Dataset entries on figures
+-------+

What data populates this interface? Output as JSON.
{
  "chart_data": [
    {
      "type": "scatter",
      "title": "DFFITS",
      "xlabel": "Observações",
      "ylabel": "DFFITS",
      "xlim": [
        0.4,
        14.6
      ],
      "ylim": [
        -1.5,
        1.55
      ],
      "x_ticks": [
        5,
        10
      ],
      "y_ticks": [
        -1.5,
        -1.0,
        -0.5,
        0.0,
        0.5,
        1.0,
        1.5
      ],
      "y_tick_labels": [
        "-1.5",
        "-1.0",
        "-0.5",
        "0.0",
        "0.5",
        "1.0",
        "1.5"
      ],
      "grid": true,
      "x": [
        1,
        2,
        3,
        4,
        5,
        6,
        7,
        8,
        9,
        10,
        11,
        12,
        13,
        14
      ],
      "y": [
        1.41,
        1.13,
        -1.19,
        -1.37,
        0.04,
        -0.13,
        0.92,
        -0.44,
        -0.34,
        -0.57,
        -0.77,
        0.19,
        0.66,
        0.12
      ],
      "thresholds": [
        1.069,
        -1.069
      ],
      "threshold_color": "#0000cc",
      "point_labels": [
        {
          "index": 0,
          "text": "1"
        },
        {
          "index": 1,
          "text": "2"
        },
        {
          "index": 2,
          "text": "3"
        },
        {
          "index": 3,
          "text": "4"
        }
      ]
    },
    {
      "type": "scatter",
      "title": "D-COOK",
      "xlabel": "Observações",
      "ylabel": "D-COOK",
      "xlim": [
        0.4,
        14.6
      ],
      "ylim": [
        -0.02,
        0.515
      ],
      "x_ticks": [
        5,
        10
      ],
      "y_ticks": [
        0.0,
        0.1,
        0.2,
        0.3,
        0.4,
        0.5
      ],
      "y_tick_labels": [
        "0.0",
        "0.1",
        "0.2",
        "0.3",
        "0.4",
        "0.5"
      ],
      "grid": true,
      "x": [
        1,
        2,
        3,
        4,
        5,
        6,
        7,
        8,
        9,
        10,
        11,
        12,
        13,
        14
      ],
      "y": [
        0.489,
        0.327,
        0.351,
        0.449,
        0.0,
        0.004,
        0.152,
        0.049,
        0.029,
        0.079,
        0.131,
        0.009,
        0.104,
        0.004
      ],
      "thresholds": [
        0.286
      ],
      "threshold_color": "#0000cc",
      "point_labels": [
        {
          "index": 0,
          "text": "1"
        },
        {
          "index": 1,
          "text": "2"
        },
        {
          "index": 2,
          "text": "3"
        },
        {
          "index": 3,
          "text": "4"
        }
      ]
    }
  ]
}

+-------+

STATED EXERCISE: Return all of the entries exactly as they were supplied.

ANSWER FOR THIS EXERCISE:
What data populates this interface? Output as JSON.
{
  "chart_data": [
    {
      "type": "scatter",
      "title": "DFFITS",
      "xlabel": "Observações",
      "ylabel": "DFFITS",
      "xlim": [
        0.4,
        14.6
      ],
      "ylim": [
        -1.5,
        1.55
      ],
      "x_ticks": [
        5,
        10
      ],
      "y_ticks": [
        -1.5,
        -1.0,
        -0.5,
        0.0,
        0.5,
        1.0,
        1.5
      ],
      "y_tick_labels": [
        "-1.5",
        "-1.0",
        "-0.5",
        "0.0",
        "0.5",
        "1.0",
        "1.5"
      ],
      "grid": true,
      "x": [
        1,
        2,
        3,
        4,
        5,
        6,
        7,
        8,
        9,
        10,
        11,
        12,
        13,
        14
      ],
      "y": [
        1.41,
        1.13,
        -1.19,
        -1.37,
        0.04,
        -0.13,
        0.92,
        -0.44,
        -0.34,
        -0.57,
        -0.77,
        0.19,
        0.66,
        0.12
      ],
      "thresholds": [
        1.069,
        -1.069
      ],
      "threshold_color": "#0000cc",
      "point_labels": [
        {
          "index": 0,
          "text": "1"
        },
        {
          "index": 1,
          "text": "2"
        },
        {
          "index": 2,
          "text": "3"
        },
        {
          "index": 3,
          "text": "4"
        }
      ]
    },
    {
      "type": "scatter",
      "title": "D-COOK",
      "xlabel": "Observações",
      "ylabel": "D-COOK",
      "xlim": [
        0.4,
        14.6
      ],
      "ylim": [
        -0.02,
        0.515
      ],
      "x_ticks": [
        5,
        10
      ],
      "y_ticks": [
        0.0,
        0.1,
        0.2,
        0.3,
        0.4,
        0.5
      ],
      "y_tick_labels": [
        "0.0",
        "0.1",
        "0.2",
        "0.3",
        "0.4",
        "0.5"
      ],
      "grid": true,
      "x": [
        1,
        2,
        3,
        4,
        5,
        6,
        7,
        8,
        9,
        10,
        11,
        12,
        13,
        14
      ],
      "y": [
        0.489,
        0.327,
        0.351,
        0.449,
        0.0,
        0.004,
        0.152,
        0.049,
        0.029,
        0.079,
        0.131,
        0.009,
        0.104,
        0.004
      ],
      "thresholds": [
        0.286
      ],
      "threshold_color": "#0000cc",
      "point_labels": [
        {
          "index": 0,
          "text": "1"
        },
        {
          "index": 1,
          "text": "2"
        },
        {
          "index": 2,
          "text": "3"
        },
        {
          "index": 3,
          "text": "4"
        }
      ]
    }
  ]
}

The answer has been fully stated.